■ What you will do ■
Transcribe each of the records below exactly, excluding all pictures.

(Extracted data entries)
^^^^^^^^

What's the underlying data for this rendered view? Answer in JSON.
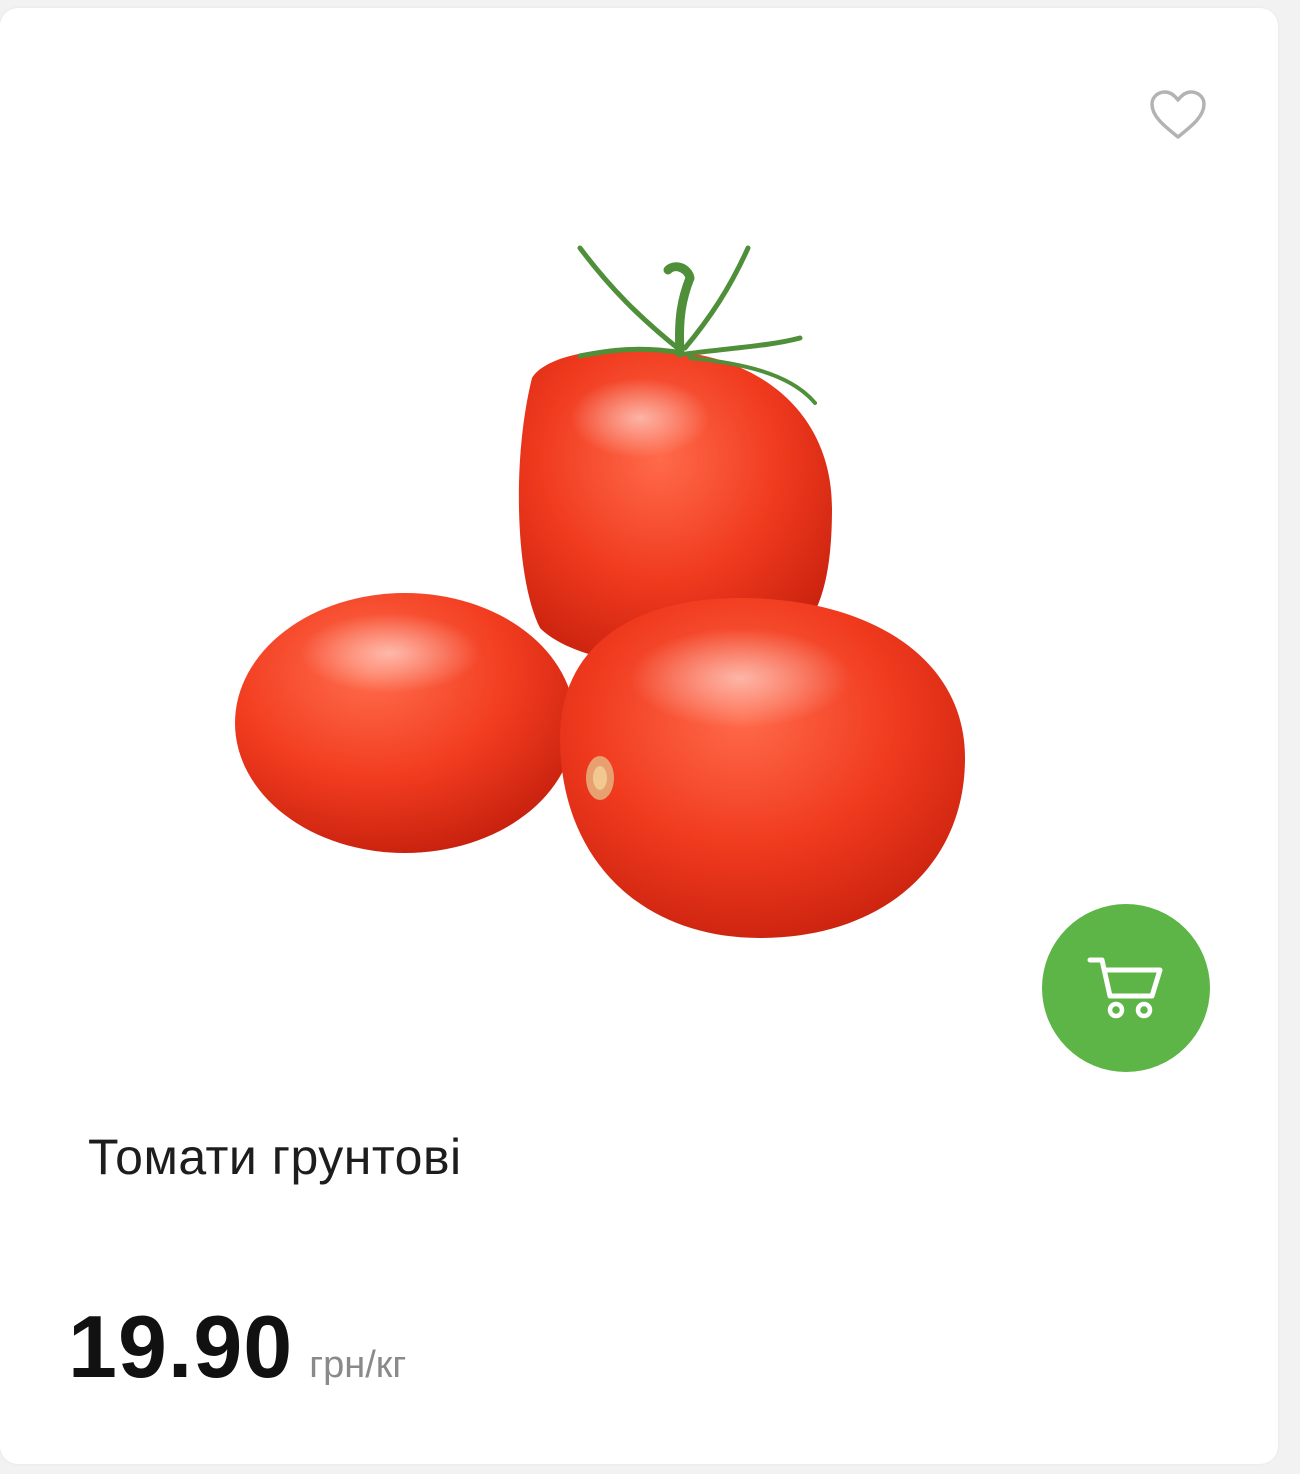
{
  "product": {
    "name": "Томати грунтові",
    "price": "19.90",
    "unit": "грн/кг"
  },
  "icons": {
    "favorite": "heart-outline-icon",
    "cart": "shopping-cart-icon"
  },
  "colors": {
    "accent": "#5cb546",
    "favorite_icon": "#b3b3b3",
    "price_unit": "#8a8a8a",
    "tomato": "#f03a1e"
  }
}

^^^^^^^^

■ Solution ■
What's the underlying data for this rendered view? Answer in JSON.
{
  "product": {
    "name": "Томати грунтові",
    "price": "19.90",
    "unit": "грн/кг"
  },
  "icons": {
    "favorite": "heart-outline-icon",
    "cart": "shopping-cart-icon"
  },
  "colors": {
    "accent": "#5cb546",
    "favorite_icon": "#b3b3b3",
    "price_unit": "#8a8a8a",
    "tomato": "#f03a1e"
  }
}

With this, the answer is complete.